Extract the full listing below without altering a single character.

*MATERIAL TO PROCESS*.
• • • • • • •

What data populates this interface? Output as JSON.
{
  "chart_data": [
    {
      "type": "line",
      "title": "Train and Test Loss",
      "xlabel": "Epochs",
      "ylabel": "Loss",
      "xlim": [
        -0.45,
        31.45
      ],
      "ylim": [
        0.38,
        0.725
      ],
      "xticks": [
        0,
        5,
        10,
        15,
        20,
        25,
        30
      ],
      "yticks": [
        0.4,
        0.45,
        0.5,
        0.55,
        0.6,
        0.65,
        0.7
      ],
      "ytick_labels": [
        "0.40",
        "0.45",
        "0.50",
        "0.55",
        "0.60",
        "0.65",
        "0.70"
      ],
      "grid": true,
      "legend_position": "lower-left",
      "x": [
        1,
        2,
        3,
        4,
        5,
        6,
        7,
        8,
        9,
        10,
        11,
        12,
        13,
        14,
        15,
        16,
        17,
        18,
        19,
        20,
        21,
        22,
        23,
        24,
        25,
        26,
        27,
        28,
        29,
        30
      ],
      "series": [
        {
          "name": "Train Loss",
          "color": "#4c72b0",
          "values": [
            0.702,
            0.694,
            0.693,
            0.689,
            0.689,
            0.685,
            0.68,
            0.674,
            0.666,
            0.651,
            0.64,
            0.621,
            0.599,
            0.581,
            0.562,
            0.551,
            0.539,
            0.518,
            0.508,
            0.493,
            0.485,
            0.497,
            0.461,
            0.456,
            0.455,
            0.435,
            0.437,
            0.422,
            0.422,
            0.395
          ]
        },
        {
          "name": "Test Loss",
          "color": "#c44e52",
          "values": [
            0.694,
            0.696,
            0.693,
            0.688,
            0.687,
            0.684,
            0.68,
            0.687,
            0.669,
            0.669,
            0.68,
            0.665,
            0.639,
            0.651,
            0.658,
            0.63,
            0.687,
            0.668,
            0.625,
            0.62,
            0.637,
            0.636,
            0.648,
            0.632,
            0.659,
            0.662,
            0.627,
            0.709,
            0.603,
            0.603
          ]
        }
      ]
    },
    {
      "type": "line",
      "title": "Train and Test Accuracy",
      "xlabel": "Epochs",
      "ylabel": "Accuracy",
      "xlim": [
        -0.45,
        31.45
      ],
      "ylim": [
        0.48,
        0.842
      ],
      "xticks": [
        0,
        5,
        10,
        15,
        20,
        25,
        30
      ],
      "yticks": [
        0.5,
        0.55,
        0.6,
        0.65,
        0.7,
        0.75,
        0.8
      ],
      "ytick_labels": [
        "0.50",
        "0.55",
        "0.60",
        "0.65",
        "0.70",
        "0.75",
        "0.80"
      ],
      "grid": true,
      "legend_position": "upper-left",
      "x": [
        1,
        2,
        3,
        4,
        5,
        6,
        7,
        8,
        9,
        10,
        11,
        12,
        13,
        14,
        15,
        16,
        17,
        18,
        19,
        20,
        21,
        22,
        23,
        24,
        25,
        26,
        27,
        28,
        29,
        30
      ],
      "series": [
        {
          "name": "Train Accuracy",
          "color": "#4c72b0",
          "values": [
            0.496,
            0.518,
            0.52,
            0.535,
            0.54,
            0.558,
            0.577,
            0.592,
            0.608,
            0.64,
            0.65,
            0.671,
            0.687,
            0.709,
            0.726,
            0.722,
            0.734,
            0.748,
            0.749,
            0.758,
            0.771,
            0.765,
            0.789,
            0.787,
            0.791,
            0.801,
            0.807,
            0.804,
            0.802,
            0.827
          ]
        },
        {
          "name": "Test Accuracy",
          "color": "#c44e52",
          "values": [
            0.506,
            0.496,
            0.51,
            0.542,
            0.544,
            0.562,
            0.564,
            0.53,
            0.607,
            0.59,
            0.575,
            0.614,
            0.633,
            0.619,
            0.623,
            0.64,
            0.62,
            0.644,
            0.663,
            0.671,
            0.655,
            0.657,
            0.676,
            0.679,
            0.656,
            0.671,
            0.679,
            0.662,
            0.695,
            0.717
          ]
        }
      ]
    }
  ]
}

• • • • • • •

*PROBLEM SOLUTION*.
What data populates this interface? Output as JSON.
{
  "chart_data": [
    {
      "type": "line",
      "title": "Train and Test Loss",
      "xlabel": "Epochs",
      "ylabel": "Loss",
      "xlim": [
        -0.45,
        31.45
      ],
      "ylim": [
        0.38,
        0.725
      ],
      "xticks": [
        0,
        5,
        10,
        15,
        20,
        25,
        30
      ],
      "yticks": [
        0.4,
        0.45,
        0.5,
        0.55,
        0.6,
        0.65,
        0.7
      ],
      "ytick_labels": [
        "0.40",
        "0.45",
        "0.50",
        "0.55",
        "0.60",
        "0.65",
        "0.70"
      ],
      "grid": true,
      "legend_position": "lower-left",
      "x": [
        1,
        2,
        3,
        4,
        5,
        6,
        7,
        8,
        9,
        10,
        11,
        12,
        13,
        14,
        15,
        16,
        17,
        18,
        19,
        20,
        21,
        22,
        23,
        24,
        25,
        26,
        27,
        28,
        29,
        30
      ],
      "series": [
        {
          "name": "Train Loss",
          "color": "#4c72b0",
          "values": [
            0.702,
            0.694,
            0.693,
            0.689,
            0.689,
            0.685,
            0.68,
            0.674,
            0.666,
            0.651,
            0.64,
            0.621,
            0.599,
            0.581,
            0.562,
            0.551,
            0.539,
            0.518,
            0.508,
            0.493,
            0.485,
            0.497,
            0.461,
            0.456,
            0.455,
            0.435,
            0.437,
            0.422,
            0.422,
            0.395
          ]
        },
        {
          "name": "Test Loss",
          "color": "#c44e52",
          "values": [
            0.694,
            0.696,
            0.693,
            0.688,
            0.687,
            0.684,
            0.68,
            0.687,
            0.669,
            0.669,
            0.68,
            0.665,
            0.639,
            0.651,
            0.658,
            0.63,
            0.687,
            0.668,
            0.625,
            0.62,
            0.637,
            0.636,
            0.648,
            0.632,
            0.659,
            0.662,
            0.627,
            0.709,
            0.603,
            0.603
          ]
        }
      ]
    },
    {
      "type": "line",
      "title": "Train and Test Accuracy",
      "xlabel": "Epochs",
      "ylabel": "Accuracy",
      "xlim": [
        -0.45,
        31.45
      ],
      "ylim": [
        0.48,
        0.842
      ],
      "xticks": [
        0,
        5,
        10,
        15,
        20,
        25,
        30
      ],
      "yticks": [
        0.5,
        0.55,
        0.6,
        0.65,
        0.7,
        0.75,
        0.8
      ],
      "ytick_labels": [
        "0.50",
        "0.55",
        "0.60",
        "0.65",
        "0.70",
        "0.75",
        "0.80"
      ],
      "grid": true,
      "legend_position": "upper-left",
      "x": [
        1,
        2,
        3,
        4,
        5,
        6,
        7,
        8,
        9,
        10,
        11,
        12,
        13,
        14,
        15,
        16,
        17,
        18,
        19,
        20,
        21,
        22,
        23,
        24,
        25,
        26,
        27,
        28,
        29,
        30
      ],
      "series": [
        {
          "name": "Train Accuracy",
          "color": "#4c72b0",
          "values": [
            0.496,
            0.518,
            0.52,
            0.535,
            0.54,
            0.558,
            0.577,
            0.592,
            0.608,
            0.64,
            0.65,
            0.671,
            0.687,
            0.709,
            0.726,
            0.722,
            0.734,
            0.748,
            0.749,
            0.758,
            0.771,
            0.765,
            0.789,
            0.787,
            0.791,
            0.801,
            0.807,
            0.804,
            0.802,
            0.827
          ]
        },
        {
          "name": "Test Accuracy",
          "color": "#c44e52",
          "values": [
            0.506,
            0.496,
            0.51,
            0.542,
            0.544,
            0.562,
            0.564,
            0.53,
            0.607,
            0.59,
            0.575,
            0.614,
            0.633,
            0.619,
            0.623,
            0.64,
            0.62,
            0.644,
            0.663,
            0.671,
            0.655,
            0.657,
            0.676,
            0.679,
            0.656,
            0.671,
            0.679,
            0.662,
            0.695,
            0.717
          ]
        }
      ]
    }
  ]
}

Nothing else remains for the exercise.